>> BEGIN
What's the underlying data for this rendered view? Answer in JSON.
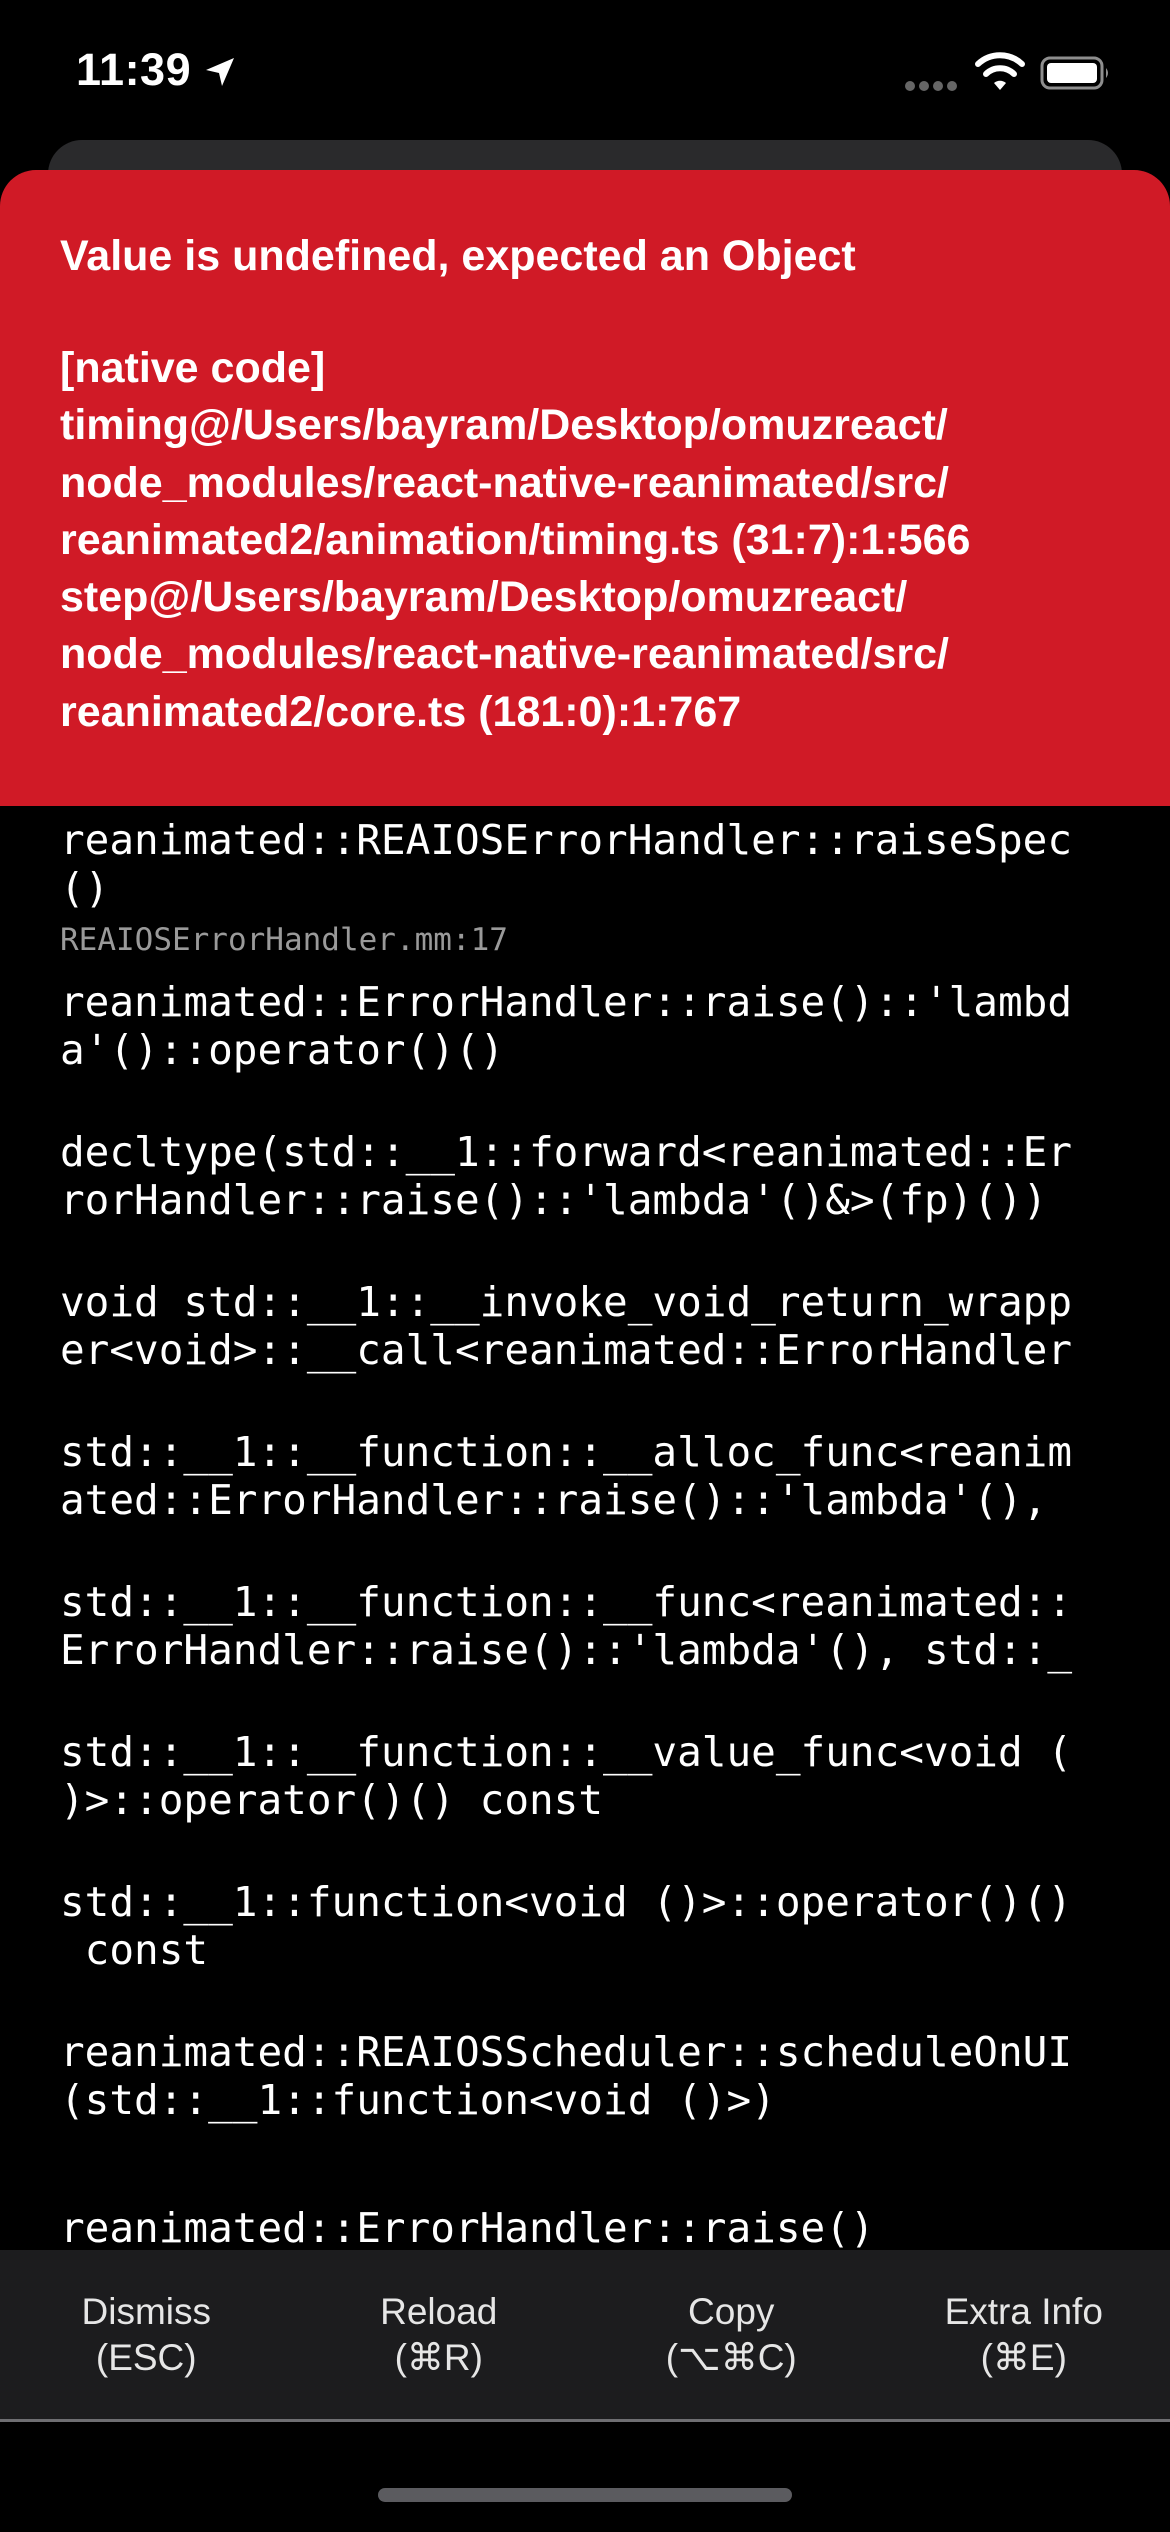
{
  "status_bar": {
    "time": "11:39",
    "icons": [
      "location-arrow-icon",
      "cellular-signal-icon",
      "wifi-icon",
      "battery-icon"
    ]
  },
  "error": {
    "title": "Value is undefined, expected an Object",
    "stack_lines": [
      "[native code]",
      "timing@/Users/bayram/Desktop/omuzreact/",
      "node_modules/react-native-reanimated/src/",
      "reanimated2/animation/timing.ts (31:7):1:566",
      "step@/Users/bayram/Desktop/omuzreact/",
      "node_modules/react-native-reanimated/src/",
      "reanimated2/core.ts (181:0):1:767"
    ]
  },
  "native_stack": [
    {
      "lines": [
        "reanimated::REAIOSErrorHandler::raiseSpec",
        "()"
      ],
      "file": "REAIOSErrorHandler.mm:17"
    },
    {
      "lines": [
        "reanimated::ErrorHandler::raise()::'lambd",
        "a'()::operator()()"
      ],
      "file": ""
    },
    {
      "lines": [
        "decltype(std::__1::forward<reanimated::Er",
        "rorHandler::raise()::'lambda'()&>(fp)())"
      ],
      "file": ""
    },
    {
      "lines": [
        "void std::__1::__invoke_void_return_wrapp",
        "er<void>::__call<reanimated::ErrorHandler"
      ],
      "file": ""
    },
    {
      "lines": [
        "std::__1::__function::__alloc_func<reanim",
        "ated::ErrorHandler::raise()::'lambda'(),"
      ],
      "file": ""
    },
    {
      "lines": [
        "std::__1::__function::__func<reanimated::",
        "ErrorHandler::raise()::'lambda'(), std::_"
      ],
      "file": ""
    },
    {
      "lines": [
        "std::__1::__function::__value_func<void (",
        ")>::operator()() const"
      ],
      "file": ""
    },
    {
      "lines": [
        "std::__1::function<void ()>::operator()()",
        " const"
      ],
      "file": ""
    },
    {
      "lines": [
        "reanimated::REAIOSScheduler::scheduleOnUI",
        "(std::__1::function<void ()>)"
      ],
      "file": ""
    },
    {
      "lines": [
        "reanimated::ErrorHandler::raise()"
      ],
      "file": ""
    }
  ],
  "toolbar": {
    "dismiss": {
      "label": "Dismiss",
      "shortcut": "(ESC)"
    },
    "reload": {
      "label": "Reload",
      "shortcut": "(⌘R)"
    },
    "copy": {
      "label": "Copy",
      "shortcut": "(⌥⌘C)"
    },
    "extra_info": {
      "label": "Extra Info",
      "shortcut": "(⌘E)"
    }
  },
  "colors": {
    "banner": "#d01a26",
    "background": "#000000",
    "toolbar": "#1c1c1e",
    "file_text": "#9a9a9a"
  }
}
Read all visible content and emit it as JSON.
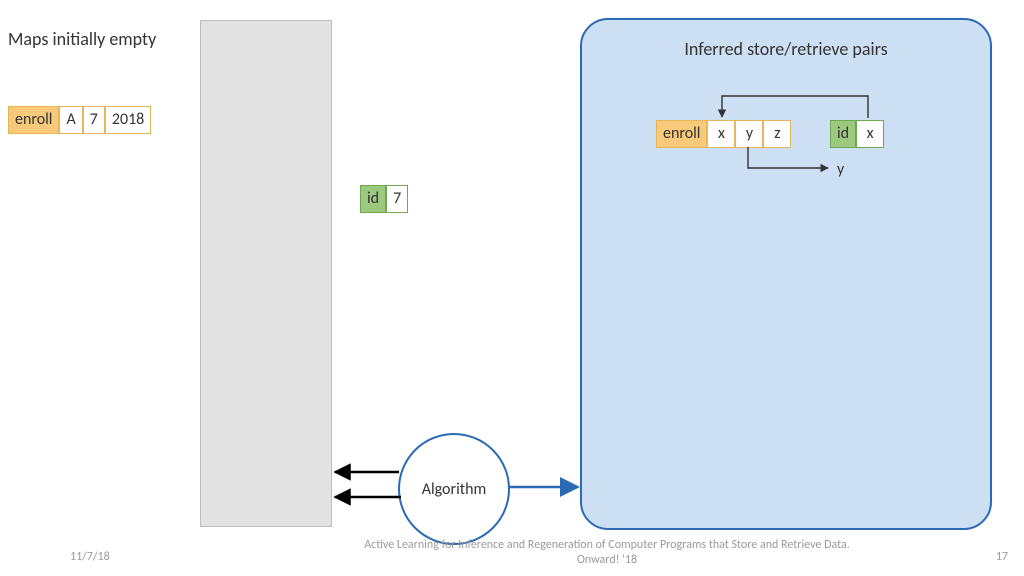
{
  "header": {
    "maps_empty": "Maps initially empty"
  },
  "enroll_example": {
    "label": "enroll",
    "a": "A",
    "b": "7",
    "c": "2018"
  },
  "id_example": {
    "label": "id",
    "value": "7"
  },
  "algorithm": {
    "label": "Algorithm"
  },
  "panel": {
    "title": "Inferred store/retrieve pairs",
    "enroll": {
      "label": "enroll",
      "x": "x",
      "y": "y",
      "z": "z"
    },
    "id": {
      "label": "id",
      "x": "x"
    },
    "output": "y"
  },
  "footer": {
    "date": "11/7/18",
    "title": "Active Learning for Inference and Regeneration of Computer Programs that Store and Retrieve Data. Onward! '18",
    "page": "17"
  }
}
>> END
▶ **Problem description**:
Using the listing, say how many lines include the word "void", and add nothing else.

▶ **Output**:
5